» **Working data**:
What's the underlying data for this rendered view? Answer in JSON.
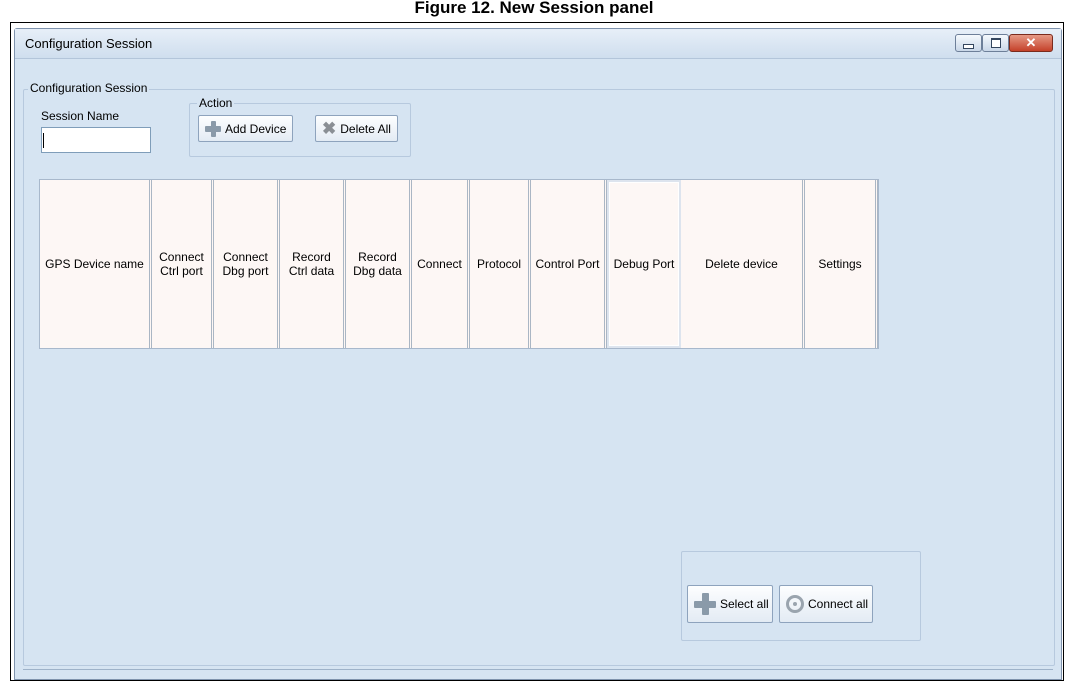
{
  "figure_caption": "Figure 12. New Session panel",
  "window": {
    "title": "Configuration Session",
    "controls": {
      "minimize": "",
      "maximize": "",
      "close": "✕"
    }
  },
  "session_group": {
    "label": "Configuration Session",
    "session_name_label": "Session Name",
    "session_name_value": ""
  },
  "action_group": {
    "label": "Action",
    "add_device": "Add Device",
    "delete_all": "Delete All"
  },
  "table": {
    "columns": [
      "GPS Device name",
      "Connect\nCtrl port",
      "Connect\nDbg port",
      "Record\nCtrl data",
      "Record\nDbg data",
      "Connect",
      "Protocol",
      "Control Port",
      "Debug Port",
      "Delete device",
      "Settings"
    ]
  },
  "bottom_actions": {
    "select_all": "Select all",
    "connect_all": "Connect all"
  },
  "colors": {
    "window_bg": "#d6e4f2",
    "close_button": "#c4412a",
    "header_cell_bg": "#fdf7f5"
  }
}
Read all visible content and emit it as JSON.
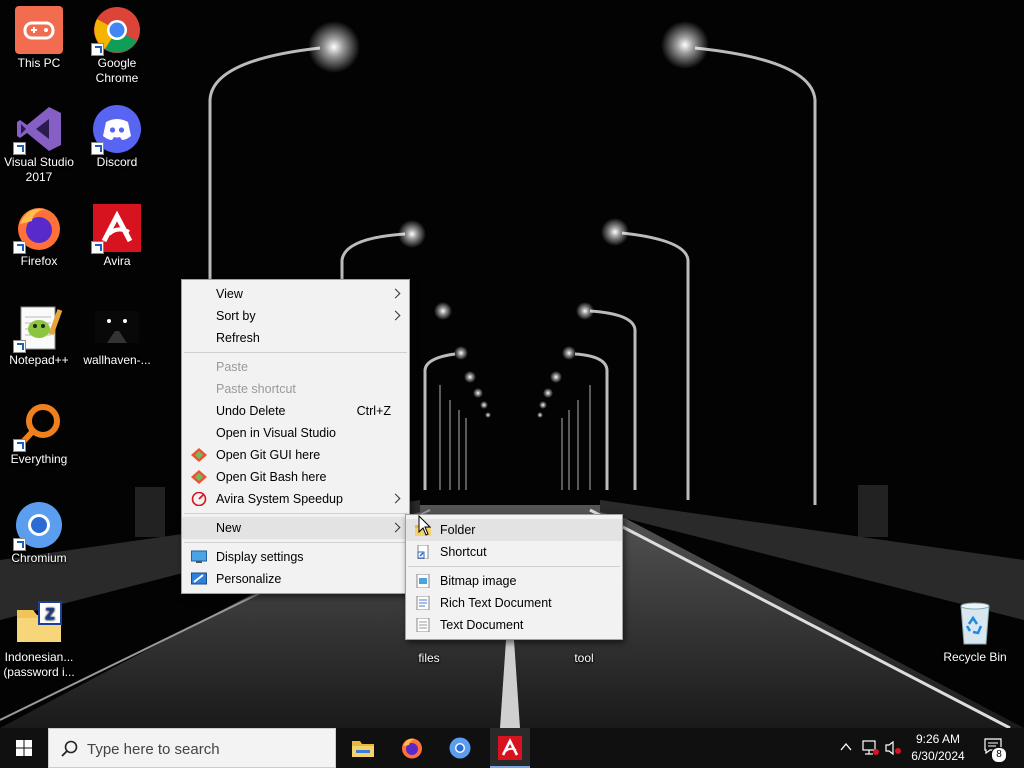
{
  "desktop": {
    "icons": [
      {
        "label": "This PC",
        "icon": "this-pc-icon"
      },
      {
        "label": "Google Chrome",
        "icon": "google-chrome-icon"
      },
      {
        "label": "Visual Studio 2017",
        "icon": "visual-studio-icon"
      },
      {
        "label": "Discord",
        "icon": "discord-icon"
      },
      {
        "label": "Firefox",
        "icon": "firefox-icon"
      },
      {
        "label": "Avira",
        "icon": "avira-icon"
      },
      {
        "label": "Notepad++",
        "icon": "notepad-plus-plus-icon"
      },
      {
        "label": "wallhaven-...",
        "icon": "wallpaper-file-icon"
      },
      {
        "label": "Everything",
        "icon": "everything-icon"
      },
      {
        "label": "Chromium",
        "icon": "chromium-icon"
      },
      {
        "label": "Indonesian... (password i...",
        "icon": "zip-folder-icon"
      },
      {
        "label": "files",
        "icon": "folder-icon"
      },
      {
        "label": "tool",
        "icon": "folder-icon"
      },
      {
        "label": "Recycle Bin",
        "icon": "recycle-bin-icon"
      }
    ]
  },
  "context_menu": {
    "items": [
      {
        "label": "View",
        "submenu": true
      },
      {
        "label": "Sort by",
        "submenu": true
      },
      {
        "label": "Refresh"
      },
      {
        "label": "Paste",
        "disabled": true
      },
      {
        "label": "Paste shortcut",
        "disabled": true
      },
      {
        "label": "Undo Delete",
        "shortcut": "Ctrl+Z"
      },
      {
        "label": "Open in Visual Studio"
      },
      {
        "label": "Open Git GUI here",
        "icon": "git-icon"
      },
      {
        "label": "Open Git Bash here",
        "icon": "git-icon"
      },
      {
        "label": "Avira System Speedup",
        "icon": "avira-speedup-icon",
        "submenu": true
      },
      {
        "label": "New",
        "submenu": true,
        "highlighted": true
      },
      {
        "label": "Display settings",
        "icon": "display-icon"
      },
      {
        "label": "Personalize",
        "icon": "personalize-icon"
      }
    ]
  },
  "new_submenu": {
    "items": [
      {
        "label": "Folder",
        "icon": "folder-icon"
      },
      {
        "label": "Shortcut",
        "icon": "shortcut-icon"
      },
      {
        "label": "Bitmap image",
        "icon": "bitmap-icon"
      },
      {
        "label": "Rich Text Document",
        "icon": "rich-text-icon"
      },
      {
        "label": "Text Document",
        "icon": "text-document-icon"
      }
    ]
  },
  "taskbar": {
    "search_placeholder": "Type here to search",
    "pinned": [
      "file-explorer-icon",
      "firefox-icon",
      "chromium-icon",
      "avira-icon"
    ],
    "time": "9:26 AM",
    "date": "6/30/2024",
    "notification_count": "8"
  },
  "colors": {
    "accent_avira": "#d6131f",
    "chrome_blue": "#3b7ddd",
    "discord": "#5865f2",
    "vs_purple": "#865fc5"
  }
}
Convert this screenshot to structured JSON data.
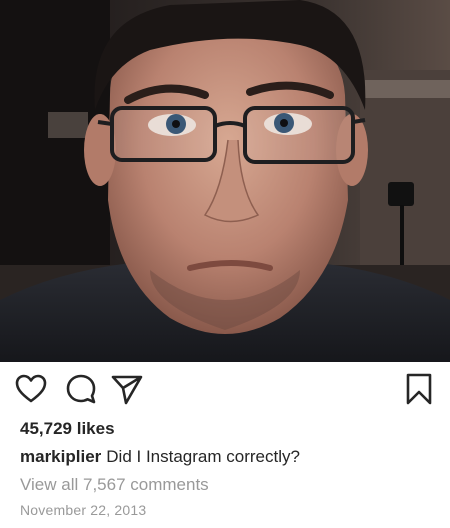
{
  "photo": {
    "subject": "selfie-photo"
  },
  "actions": {
    "like_icon": "heart-outline-icon",
    "comment_icon": "speech-bubble-icon",
    "share_icon": "paper-plane-icon",
    "save_icon": "bookmark-outline-icon"
  },
  "likes_text": "45,729 likes",
  "caption": {
    "username": "markiplier",
    "text": "Did I Instagram correctly?"
  },
  "view_comments_text": "View all 7,567 comments",
  "date_text": "November 22, 2013",
  "colors": {
    "text": "#262626",
    "muted": "#999999",
    "background": "#ffffff"
  }
}
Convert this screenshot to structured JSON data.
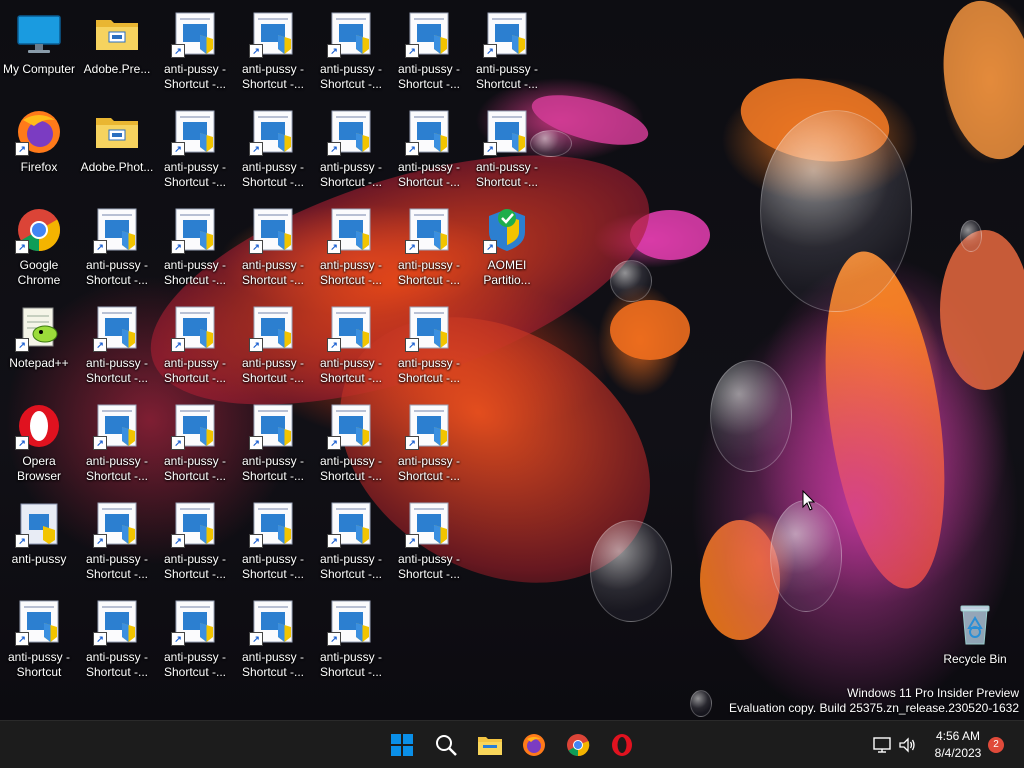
{
  "desktop": {
    "shortcut_label": "anti-pussy - Shortcut -...",
    "columns": [
      {
        "items": [
          {
            "label": "My Computer",
            "icon": "monitor-icon"
          },
          {
            "label": "Firefox",
            "icon": "firefox-icon"
          },
          {
            "label": "Google Chrome",
            "icon": "chrome-icon"
          },
          {
            "label": "Notepad++",
            "icon": "notepadpp-icon"
          },
          {
            "label": "Opera Browser",
            "icon": "opera-icon"
          },
          {
            "label": "anti-pussy",
            "icon": "anti-pussy-icon"
          },
          {
            "label": "anti-pussy - Shortcut",
            "icon": "shortcut-icon"
          }
        ]
      },
      {
        "items": [
          {
            "label": "Adobe.Pre...",
            "icon": "folder-icon"
          },
          {
            "label": "Adobe.Phot...",
            "icon": "folder-icon"
          },
          {
            "label": "anti-pussy - Shortcut -...",
            "icon": "shortcut-icon"
          },
          {
            "label": "anti-pussy - Shortcut -...",
            "icon": "shortcut-icon"
          },
          {
            "label": "anti-pussy - Shortcut -...",
            "icon": "shortcut-icon"
          },
          {
            "label": "anti-pussy - Shortcut -...",
            "icon": "shortcut-icon"
          },
          {
            "label": "anti-pussy - Shortcut -...",
            "icon": "shortcut-icon"
          }
        ]
      },
      {
        "items": [
          {
            "label": "anti-pussy - Shortcut -...",
            "icon": "shortcut-icon"
          },
          {
            "label": "anti-pussy - Shortcut -...",
            "icon": "shortcut-icon"
          },
          {
            "label": "anti-pussy - Shortcut -...",
            "icon": "shortcut-icon"
          },
          {
            "label": "anti-pussy - Shortcut -...",
            "icon": "shortcut-icon"
          },
          {
            "label": "anti-pussy - Shortcut -...",
            "icon": "shortcut-icon"
          },
          {
            "label": "anti-pussy - Shortcut -...",
            "icon": "shortcut-icon"
          },
          {
            "label": "anti-pussy - Shortcut -...",
            "icon": "shortcut-icon"
          }
        ]
      },
      {
        "items": [
          {
            "label": "anti-pussy - Shortcut -...",
            "icon": "shortcut-icon"
          },
          {
            "label": "anti-pussy - Shortcut -...",
            "icon": "shortcut-icon"
          },
          {
            "label": "anti-pussy - Shortcut -...",
            "icon": "shortcut-icon"
          },
          {
            "label": "anti-pussy - Shortcut -...",
            "icon": "shortcut-icon"
          },
          {
            "label": "anti-pussy - Shortcut -...",
            "icon": "shortcut-icon"
          },
          {
            "label": "anti-pussy - Shortcut -...",
            "icon": "shortcut-icon"
          },
          {
            "label": "anti-pussy - Shortcut -...",
            "icon": "shortcut-icon"
          }
        ]
      },
      {
        "items": [
          {
            "label": "anti-pussy - Shortcut -...",
            "icon": "shortcut-icon"
          },
          {
            "label": "anti-pussy - Shortcut -...",
            "icon": "shortcut-icon"
          },
          {
            "label": "anti-pussy - Shortcut -...",
            "icon": "shortcut-icon"
          },
          {
            "label": "anti-pussy - Shortcut -...",
            "icon": "shortcut-icon"
          },
          {
            "label": "anti-pussy - Shortcut -...",
            "icon": "shortcut-icon"
          },
          {
            "label": "anti-pussy - Shortcut -...",
            "icon": "shortcut-icon"
          },
          {
            "label": "anti-pussy - Shortcut -...",
            "icon": "shortcut-icon"
          }
        ]
      },
      {
        "items": [
          {
            "label": "anti-pussy - Shortcut -...",
            "icon": "shortcut-icon"
          },
          {
            "label": "anti-pussy - Shortcut -...",
            "icon": "shortcut-icon"
          },
          {
            "label": "anti-pussy - Shortcut -...",
            "icon": "shortcut-icon"
          },
          {
            "label": "anti-pussy - Shortcut -...",
            "icon": "shortcut-icon"
          },
          {
            "label": "anti-pussy - Shortcut -...",
            "icon": "shortcut-icon"
          },
          {
            "label": "anti-pussy - Shortcut -...",
            "icon": "shortcut-icon"
          }
        ]
      },
      {
        "items": [
          {
            "label": "anti-pussy - Shortcut -...",
            "icon": "shortcut-icon"
          },
          {
            "label": "anti-pussy - Shortcut -...",
            "icon": "shortcut-icon"
          },
          {
            "label": "AOMEI Partitio...",
            "icon": "aomei-icon"
          }
        ]
      }
    ],
    "recycle_bin": {
      "label": "Recycle Bin",
      "icon": "recycle-bin-icon"
    }
  },
  "watermark": {
    "line1": "Windows 11 Pro Insider Preview",
    "line2": "Evaluation copy. Build 25375.zn_release.230520-1632"
  },
  "taskbar": {
    "apps": [
      {
        "name": "start",
        "icon": "windows-start-icon"
      },
      {
        "name": "search",
        "icon": "search-icon"
      },
      {
        "name": "file-explorer",
        "icon": "file-explorer-icon"
      },
      {
        "name": "firefox",
        "icon": "firefox-icon"
      },
      {
        "name": "chrome",
        "icon": "chrome-icon"
      },
      {
        "name": "opera",
        "icon": "opera-icon"
      }
    ],
    "tray": {
      "time": "4:56 AM",
      "date": "8/4/2023",
      "notification_count": "2",
      "network_icon": "network-icon",
      "volume_icon": "volume-icon"
    }
  },
  "colors": {
    "taskbar": "#1c1c1c",
    "accent": "#0078d4",
    "badge": "#e04a3a"
  }
}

» **Exercise details**: How many lines in these records hold the string "Configuration"? Reply with the number alone.

» **Finished answer**: 2